**Travail à effectuer**
1. Selon les propos du bédéiste rapportés dans l'extrait sur l'ennui, le dessin pratiqué dans l'abandon est « la seule façon » de faire quoi ? Énumérez tous les éléments cités.
2. Répondez à ces questions à partir de l'extrait sur l'ennui :
(a) Quel est le titre du livre que Tristan Demers a écrit ?
(b) À quel âge s'est-il inventé le jeu devenu son métier ?
(c) Par quoi, notamment, les cerveaux sont-ils (sur)stimulés ?

**Extrait retenu**

L’art presque perdu de s’ennuyer
En cette ère où les cerveaux, surtout ceux des jeunes, doivent être constamment (sur)stimulés, notamment par l’omniprésence des écrans, Tristan Demers livre un remarquable dithyrambe promouvant les vertus méconnues de l’ennui afin que l’être humain se réapproprie son pouvoir créatif. « Laissons aussi les enfants le plaisir, le privilège de s’ennuyer. On a tendance à dénier l’ennui. L’ennui, c’est de l’ennui que jaillit… c’est de là que vont jaillir les idées », soutient-il. Cette réflexion l’a d’ailleurs incité à écrire un livre intitulé L’imaginaire en déroute : quand nos enfants ne savent plus inventer.
« Dessiner, c’est être libre parce que, dans l’abandon – pas dans un souci de contrôle –, c’est la seule façon d’innover, d’être créatif, d’être original, sinon on est dans la retenue et, quand on est dans la retenue, c’est un peu le contraire de l’audace », exprime le bédéiste. Celui-ci ajoute que « l’art, c’est un endroit de liberté totale, c’est ça, c’est cette vision-là, ce discours-là que j’avais pas il y a 20 ans parce qu’on vieillit, puis on mature, puis on prend conscience de l’importance de la créativité dans un monde si balisé, si restrictif ». Finalement, lorsqu’il contemple sa carrière professionnelle, Tristan Demers se sent chanceux d’avoir trouvé son feu sacré aussi jeune : « je me suis inventé un jouet, un jeu quand j’avais 10 ans qui est devenu mon métier, qui me permet de gagner ma vie… encore… pis de m’amuser ».

**Données enregistrées**
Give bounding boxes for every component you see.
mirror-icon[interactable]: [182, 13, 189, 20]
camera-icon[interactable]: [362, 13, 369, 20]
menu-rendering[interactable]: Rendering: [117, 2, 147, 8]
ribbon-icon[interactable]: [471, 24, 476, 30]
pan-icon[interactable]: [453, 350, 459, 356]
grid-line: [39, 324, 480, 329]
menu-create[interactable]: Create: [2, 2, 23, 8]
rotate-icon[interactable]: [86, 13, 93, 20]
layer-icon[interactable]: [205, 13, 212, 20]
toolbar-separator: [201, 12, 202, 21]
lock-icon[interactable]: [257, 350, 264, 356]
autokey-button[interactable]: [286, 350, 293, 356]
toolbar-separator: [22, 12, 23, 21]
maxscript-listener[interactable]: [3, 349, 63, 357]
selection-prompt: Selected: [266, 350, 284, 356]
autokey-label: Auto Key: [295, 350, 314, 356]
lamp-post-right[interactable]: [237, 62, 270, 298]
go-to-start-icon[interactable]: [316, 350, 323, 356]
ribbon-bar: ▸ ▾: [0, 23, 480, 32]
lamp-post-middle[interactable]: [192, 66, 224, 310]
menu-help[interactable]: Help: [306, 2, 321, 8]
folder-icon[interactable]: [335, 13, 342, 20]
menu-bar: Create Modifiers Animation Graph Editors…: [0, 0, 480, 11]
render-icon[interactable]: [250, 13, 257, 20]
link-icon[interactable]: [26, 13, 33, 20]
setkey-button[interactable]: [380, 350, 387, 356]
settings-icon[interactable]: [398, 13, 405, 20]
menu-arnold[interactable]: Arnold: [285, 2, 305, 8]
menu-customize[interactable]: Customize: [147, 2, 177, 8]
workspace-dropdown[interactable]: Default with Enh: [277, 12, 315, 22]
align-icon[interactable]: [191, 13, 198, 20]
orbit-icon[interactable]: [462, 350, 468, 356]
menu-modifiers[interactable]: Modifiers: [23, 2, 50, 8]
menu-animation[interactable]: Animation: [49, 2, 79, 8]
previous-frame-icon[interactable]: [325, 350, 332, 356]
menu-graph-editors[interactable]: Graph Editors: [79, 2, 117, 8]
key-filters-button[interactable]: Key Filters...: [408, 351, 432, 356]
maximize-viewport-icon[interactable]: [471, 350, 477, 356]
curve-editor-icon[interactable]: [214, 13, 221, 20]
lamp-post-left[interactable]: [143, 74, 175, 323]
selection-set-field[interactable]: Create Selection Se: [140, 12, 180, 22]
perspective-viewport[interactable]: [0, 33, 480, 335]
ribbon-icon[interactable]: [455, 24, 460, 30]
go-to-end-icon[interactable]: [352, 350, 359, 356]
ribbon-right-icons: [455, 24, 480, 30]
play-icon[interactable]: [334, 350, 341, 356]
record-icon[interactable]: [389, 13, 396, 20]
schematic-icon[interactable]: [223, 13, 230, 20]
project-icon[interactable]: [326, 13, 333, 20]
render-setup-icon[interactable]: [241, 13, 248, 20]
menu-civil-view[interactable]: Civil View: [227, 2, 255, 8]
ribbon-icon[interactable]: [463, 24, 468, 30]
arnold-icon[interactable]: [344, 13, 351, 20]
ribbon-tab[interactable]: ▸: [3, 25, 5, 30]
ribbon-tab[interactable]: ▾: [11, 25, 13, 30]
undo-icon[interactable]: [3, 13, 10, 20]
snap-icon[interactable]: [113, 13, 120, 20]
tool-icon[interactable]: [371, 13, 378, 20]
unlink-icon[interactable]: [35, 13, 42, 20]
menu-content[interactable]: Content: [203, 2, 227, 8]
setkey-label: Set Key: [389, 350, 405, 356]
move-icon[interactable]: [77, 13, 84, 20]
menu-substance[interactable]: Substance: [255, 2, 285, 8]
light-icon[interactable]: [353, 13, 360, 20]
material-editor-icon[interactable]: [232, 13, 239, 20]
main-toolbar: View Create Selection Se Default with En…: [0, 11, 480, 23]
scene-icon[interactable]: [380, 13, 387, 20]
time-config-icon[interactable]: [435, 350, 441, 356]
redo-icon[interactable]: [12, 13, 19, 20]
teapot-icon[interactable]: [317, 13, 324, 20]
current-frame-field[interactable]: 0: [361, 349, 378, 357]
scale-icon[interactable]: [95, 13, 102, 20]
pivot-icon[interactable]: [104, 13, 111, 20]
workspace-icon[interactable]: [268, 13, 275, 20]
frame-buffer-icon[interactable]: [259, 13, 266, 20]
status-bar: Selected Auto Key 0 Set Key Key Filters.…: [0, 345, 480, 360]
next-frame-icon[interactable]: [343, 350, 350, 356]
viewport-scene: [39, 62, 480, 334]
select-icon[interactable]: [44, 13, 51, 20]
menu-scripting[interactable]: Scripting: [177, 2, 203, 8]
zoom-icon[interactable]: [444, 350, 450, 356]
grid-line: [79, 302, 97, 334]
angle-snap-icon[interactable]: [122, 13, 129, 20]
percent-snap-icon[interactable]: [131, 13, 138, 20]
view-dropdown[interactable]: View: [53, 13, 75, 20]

**Réponses par tâche**
1.
- innover
- être créatif
- être original

2.
(a) L'imaginaire en déroute : quand nos enfants ne savent plus inventer
(b) À 10 ans.
(c) Par l'omniprésence des écrans.